Go through the material below and copy all lines with "mill".

__DATA ENTRIES__.
[Start]

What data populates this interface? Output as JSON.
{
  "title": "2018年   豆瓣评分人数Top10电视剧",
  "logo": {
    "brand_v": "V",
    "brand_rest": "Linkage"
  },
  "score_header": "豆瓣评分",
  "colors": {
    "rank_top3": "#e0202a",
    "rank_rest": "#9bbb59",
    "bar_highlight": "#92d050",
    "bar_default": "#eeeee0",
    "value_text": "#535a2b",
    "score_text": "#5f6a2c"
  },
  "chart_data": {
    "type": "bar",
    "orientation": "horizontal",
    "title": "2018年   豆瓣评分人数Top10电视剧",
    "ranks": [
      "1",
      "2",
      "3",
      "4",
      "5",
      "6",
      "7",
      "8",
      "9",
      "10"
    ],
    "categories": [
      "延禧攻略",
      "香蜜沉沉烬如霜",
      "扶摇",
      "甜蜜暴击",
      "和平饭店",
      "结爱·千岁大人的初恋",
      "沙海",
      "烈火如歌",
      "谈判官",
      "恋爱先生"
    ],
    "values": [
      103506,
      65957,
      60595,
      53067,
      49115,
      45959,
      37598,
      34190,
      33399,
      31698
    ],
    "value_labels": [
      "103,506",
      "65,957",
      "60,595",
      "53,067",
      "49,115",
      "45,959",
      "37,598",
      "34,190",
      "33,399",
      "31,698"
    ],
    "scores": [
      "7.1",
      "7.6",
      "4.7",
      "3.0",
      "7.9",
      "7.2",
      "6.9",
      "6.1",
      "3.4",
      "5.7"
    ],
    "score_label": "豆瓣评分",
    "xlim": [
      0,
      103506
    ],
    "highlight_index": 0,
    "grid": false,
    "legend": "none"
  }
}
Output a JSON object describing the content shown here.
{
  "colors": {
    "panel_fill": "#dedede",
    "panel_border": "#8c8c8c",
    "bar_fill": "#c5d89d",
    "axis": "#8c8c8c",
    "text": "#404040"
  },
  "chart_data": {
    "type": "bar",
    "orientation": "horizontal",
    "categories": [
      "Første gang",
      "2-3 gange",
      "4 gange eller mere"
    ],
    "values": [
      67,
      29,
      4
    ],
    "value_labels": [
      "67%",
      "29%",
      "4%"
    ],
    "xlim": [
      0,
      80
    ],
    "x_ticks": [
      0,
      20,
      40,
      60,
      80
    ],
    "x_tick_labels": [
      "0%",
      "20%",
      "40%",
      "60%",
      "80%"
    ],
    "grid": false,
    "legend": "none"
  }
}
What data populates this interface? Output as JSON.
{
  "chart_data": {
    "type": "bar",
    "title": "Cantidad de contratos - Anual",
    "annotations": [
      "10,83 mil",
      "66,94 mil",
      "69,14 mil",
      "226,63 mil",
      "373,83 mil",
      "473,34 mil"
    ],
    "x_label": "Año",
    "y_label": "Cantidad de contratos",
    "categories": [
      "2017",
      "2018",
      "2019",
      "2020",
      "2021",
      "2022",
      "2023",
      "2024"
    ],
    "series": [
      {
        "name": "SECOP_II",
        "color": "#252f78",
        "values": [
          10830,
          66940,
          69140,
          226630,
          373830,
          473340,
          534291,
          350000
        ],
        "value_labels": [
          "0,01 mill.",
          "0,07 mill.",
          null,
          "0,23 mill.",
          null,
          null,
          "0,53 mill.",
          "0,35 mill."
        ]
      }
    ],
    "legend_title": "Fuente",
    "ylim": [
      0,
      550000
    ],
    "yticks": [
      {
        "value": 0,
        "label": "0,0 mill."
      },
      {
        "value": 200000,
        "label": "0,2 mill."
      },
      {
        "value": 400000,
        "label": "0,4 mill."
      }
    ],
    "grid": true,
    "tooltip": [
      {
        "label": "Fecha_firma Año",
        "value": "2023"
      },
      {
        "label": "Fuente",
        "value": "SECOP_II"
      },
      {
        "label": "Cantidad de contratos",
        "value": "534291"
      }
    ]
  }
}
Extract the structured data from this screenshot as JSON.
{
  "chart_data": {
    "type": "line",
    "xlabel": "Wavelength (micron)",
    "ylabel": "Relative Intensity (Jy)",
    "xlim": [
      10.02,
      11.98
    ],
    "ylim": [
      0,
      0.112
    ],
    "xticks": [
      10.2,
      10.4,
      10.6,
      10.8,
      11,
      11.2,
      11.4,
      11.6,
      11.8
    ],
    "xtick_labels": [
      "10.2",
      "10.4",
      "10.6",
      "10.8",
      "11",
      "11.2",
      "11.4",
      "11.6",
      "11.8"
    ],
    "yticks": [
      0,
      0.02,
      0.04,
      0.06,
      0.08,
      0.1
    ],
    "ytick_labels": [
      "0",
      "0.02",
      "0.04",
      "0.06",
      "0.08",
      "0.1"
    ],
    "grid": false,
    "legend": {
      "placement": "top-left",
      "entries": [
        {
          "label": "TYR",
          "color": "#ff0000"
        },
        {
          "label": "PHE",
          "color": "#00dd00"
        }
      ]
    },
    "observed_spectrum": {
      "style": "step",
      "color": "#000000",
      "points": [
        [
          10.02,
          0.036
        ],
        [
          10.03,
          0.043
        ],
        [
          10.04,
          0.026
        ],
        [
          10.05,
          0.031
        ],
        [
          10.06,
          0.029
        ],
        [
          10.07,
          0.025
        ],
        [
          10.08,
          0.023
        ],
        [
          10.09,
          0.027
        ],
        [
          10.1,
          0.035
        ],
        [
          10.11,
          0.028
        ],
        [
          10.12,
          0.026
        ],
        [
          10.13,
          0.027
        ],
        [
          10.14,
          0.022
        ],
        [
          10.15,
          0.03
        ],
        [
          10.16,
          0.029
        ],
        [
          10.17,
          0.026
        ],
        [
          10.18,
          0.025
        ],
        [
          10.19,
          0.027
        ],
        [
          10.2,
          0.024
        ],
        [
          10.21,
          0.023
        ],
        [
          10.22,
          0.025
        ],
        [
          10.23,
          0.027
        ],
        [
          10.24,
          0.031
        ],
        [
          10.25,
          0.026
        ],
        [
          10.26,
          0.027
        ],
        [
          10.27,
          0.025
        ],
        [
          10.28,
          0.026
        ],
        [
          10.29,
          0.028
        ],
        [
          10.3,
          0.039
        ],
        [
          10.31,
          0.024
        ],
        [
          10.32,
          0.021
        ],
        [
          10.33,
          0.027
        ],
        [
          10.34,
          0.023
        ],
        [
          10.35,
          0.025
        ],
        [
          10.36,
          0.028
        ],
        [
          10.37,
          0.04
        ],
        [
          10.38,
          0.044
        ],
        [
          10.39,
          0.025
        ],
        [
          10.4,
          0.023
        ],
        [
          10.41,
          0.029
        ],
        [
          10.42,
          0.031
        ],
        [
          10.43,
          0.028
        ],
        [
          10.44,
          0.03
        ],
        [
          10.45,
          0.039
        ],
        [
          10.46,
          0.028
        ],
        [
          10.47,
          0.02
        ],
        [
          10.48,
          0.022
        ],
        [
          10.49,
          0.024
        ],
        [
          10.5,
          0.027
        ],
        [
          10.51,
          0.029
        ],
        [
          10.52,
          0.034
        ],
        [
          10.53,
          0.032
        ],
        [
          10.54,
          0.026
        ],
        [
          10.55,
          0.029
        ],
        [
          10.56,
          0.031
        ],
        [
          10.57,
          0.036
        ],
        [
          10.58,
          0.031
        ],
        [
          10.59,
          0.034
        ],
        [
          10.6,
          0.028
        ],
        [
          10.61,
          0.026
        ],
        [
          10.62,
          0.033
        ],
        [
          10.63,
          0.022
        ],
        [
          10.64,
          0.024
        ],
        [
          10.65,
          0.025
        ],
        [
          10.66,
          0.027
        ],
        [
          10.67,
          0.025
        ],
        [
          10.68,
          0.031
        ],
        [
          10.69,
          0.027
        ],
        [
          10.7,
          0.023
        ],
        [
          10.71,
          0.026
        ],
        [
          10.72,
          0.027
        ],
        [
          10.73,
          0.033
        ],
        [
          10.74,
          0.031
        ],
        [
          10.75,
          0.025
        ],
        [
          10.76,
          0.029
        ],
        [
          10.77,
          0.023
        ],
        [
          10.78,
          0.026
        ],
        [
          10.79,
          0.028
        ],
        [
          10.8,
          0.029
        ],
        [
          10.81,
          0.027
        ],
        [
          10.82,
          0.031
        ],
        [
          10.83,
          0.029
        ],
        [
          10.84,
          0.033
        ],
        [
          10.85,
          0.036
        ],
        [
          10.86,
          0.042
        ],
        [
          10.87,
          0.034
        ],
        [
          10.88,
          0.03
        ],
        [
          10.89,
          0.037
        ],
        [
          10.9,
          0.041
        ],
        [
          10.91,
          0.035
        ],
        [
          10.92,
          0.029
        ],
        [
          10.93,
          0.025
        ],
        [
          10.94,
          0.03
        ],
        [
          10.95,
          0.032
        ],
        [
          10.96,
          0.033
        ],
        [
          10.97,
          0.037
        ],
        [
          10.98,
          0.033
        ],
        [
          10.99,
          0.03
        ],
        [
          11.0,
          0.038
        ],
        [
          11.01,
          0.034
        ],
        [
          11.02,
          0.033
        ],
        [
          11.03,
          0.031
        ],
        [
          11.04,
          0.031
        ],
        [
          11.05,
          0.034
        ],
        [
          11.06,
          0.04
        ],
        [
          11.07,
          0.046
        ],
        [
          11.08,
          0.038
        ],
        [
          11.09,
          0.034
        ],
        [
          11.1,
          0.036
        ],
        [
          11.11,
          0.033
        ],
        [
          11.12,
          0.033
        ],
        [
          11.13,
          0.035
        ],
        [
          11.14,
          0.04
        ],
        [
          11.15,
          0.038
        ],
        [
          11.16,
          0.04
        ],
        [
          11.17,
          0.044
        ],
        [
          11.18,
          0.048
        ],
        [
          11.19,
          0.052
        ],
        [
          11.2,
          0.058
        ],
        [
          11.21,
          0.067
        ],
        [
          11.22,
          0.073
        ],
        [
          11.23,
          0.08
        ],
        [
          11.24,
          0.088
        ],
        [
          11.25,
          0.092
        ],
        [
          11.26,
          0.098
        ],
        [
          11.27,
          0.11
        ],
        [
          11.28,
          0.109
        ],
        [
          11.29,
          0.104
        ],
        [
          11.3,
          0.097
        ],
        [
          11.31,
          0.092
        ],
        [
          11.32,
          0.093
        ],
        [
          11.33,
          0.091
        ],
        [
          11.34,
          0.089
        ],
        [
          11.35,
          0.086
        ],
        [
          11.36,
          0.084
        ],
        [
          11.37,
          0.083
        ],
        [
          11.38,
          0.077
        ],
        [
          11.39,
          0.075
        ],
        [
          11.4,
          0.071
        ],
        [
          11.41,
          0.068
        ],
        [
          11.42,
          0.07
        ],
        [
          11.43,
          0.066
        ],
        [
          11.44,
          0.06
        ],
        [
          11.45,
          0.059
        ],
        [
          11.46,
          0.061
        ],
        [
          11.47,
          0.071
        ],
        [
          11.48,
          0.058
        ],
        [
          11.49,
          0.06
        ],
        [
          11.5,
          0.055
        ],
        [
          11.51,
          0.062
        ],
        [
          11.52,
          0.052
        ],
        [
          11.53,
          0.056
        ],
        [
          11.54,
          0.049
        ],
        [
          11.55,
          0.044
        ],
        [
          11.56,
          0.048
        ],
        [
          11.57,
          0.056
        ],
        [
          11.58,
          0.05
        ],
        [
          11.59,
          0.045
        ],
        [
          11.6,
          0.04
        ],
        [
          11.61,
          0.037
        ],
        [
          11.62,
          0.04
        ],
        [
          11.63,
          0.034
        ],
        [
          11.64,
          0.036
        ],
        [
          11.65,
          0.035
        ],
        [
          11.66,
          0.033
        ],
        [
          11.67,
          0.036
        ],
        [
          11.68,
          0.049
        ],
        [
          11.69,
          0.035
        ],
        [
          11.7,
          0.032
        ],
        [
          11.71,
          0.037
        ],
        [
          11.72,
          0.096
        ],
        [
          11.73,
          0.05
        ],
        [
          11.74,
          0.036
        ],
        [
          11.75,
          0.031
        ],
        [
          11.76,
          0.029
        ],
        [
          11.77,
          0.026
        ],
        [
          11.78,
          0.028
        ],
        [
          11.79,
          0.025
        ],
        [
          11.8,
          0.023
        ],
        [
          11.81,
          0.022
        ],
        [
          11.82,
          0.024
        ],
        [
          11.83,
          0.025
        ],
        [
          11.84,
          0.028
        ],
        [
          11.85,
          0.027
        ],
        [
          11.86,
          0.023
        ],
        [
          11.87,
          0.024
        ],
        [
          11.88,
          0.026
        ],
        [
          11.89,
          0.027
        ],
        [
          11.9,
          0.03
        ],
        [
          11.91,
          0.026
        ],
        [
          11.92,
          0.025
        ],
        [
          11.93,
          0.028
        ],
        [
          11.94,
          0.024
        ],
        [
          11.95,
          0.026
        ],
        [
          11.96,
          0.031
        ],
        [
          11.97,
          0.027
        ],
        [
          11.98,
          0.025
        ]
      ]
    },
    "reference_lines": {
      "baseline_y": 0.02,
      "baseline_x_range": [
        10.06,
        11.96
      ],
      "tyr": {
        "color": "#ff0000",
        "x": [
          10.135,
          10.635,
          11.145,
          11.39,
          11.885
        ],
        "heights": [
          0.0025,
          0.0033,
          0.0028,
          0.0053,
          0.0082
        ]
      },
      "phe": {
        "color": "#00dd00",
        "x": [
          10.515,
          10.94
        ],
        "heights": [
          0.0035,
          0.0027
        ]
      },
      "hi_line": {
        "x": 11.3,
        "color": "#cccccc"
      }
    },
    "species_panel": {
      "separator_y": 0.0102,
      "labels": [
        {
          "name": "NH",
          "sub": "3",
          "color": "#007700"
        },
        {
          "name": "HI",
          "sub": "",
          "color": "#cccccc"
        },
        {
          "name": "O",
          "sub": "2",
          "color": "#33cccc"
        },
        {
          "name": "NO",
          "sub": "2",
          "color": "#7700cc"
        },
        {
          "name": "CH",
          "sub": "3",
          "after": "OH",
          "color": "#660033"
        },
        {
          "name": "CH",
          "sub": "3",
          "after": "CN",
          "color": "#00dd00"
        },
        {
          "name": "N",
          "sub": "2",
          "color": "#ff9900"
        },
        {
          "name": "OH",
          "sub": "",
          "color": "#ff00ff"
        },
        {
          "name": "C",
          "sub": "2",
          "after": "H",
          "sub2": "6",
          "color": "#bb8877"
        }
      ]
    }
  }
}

[End]

__WRITTEN REPLY__.
          "0,01 mill.",
          "0,07 mill.",
          "0,23 mill.",
          "0,53 mill.",
          "0,35 mill."
        "label": "0,0 mill."
        "label": "0,2 mill."
        "label": "0,4 mill."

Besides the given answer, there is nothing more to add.